Presumiblemente, la interpretación correcta incluía aspectos de ambas hipótesis, pero resulta preciso añadir que el diario, en sus contenidos editoriales, se desplazaba entonces velozmente hacia esa posición poliédrica centrista con valores en la izquierda y dinero en la derecha, hacia donde la Transición desde arriba, enfrentada con la Transición desde abajo, pretendía guiar el juego político. A grandes rasgos, el periódico comenzó a distanciarse de su apuesta informativa hacia el centro-izquierda sociológico, políticamente progresista, que había nutrido y nutría aún su primera y más influyente cohorte-clientela de lectores.
La línea editorial pasó a ser mucho más beligerantemente procapitalista de lo que nunca había sido hasta la fecha en sus planteamientos económicos y, sobre todo, laborales. En el ámbito internacional, la confusión de las apuestas informativas proliferó, registrándose algunos episodios de trivialización en la titulación y en la fotografía. La información laboral se redujo de paginación y pasó a ser abordada con una óptica de proximidad creciente hacia el capital y los intereses de los empleadores, en detrimento de las noticias de interés para los trabajadores. La información sindical se ciñó a los aspectos meramente conflictivos, con mucha menor cantidad de noticias destinadas a tal escenario.
------
### OBJETIVO INDICADO 1
Por favor, ordena como lista numerada las líneas del listado, empezando por su primera línea y siguiendo hasta la línea que contiene "featured-image-link[interactable]: Set featured", ambas incluidas. Omite las líneas en blanco.
El fragmento y el listado son materiales independientes entre sí.
------
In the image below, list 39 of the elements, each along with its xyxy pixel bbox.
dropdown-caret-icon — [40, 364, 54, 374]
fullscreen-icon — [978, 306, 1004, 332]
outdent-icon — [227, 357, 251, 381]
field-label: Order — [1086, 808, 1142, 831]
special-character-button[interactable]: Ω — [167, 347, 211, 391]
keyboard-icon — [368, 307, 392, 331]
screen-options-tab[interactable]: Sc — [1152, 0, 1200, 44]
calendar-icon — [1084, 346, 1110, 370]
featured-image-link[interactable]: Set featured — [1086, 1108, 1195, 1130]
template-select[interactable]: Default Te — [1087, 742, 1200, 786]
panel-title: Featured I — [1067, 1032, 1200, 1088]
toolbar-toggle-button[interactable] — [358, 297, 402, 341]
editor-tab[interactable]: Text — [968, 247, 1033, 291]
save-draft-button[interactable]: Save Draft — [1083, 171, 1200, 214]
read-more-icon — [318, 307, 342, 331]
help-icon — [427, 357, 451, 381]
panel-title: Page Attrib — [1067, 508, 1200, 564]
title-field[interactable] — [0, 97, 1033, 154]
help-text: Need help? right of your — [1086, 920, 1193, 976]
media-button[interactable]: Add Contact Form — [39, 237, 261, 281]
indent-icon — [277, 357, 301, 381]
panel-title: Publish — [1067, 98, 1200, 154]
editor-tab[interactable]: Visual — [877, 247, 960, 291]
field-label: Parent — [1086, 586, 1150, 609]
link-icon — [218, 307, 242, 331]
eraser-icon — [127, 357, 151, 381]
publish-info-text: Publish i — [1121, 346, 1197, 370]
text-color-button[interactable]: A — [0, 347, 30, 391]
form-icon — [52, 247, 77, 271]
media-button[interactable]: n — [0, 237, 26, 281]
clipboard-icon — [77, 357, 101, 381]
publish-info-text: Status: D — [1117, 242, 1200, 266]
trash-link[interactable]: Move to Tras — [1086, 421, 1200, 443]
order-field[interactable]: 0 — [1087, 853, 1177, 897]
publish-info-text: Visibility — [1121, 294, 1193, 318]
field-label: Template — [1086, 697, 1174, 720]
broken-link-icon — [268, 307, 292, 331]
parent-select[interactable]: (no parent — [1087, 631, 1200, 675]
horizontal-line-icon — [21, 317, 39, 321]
------
### OBJETIVO INDICADO 2
Según el fragmento, ¿a qué aspectos se ciñó la información sindical?

### RESPUESTA CORRECTA 1
1. In the image below, list 39 of the elements, each along with its xyxy pixel bbox.
2. dropdown-caret-icon — [40, 364, 54, 374]
3. fullscreen-icon — [978, 306, 1004, 332]
4. outdent-icon — [227, 357, 251, 381]
5. field-label: Order — [1086, 808, 1142, 831]
6. special-character-button[interactable]: Ω — [167, 347, 211, 391]
7. keyboard-icon — [368, 307, 392, 331]
8. screen-options-tab[interactable]: Sc — [1152, 0, 1200, 44]
9. calendar-icon — [1084, 346, 1110, 370]
10. featured-image-link[interactable]: Set featured — [1086, 1108, 1195, 1130]

### RESPUESTA CORRECTA 2
A los aspectos meramente conflictivos.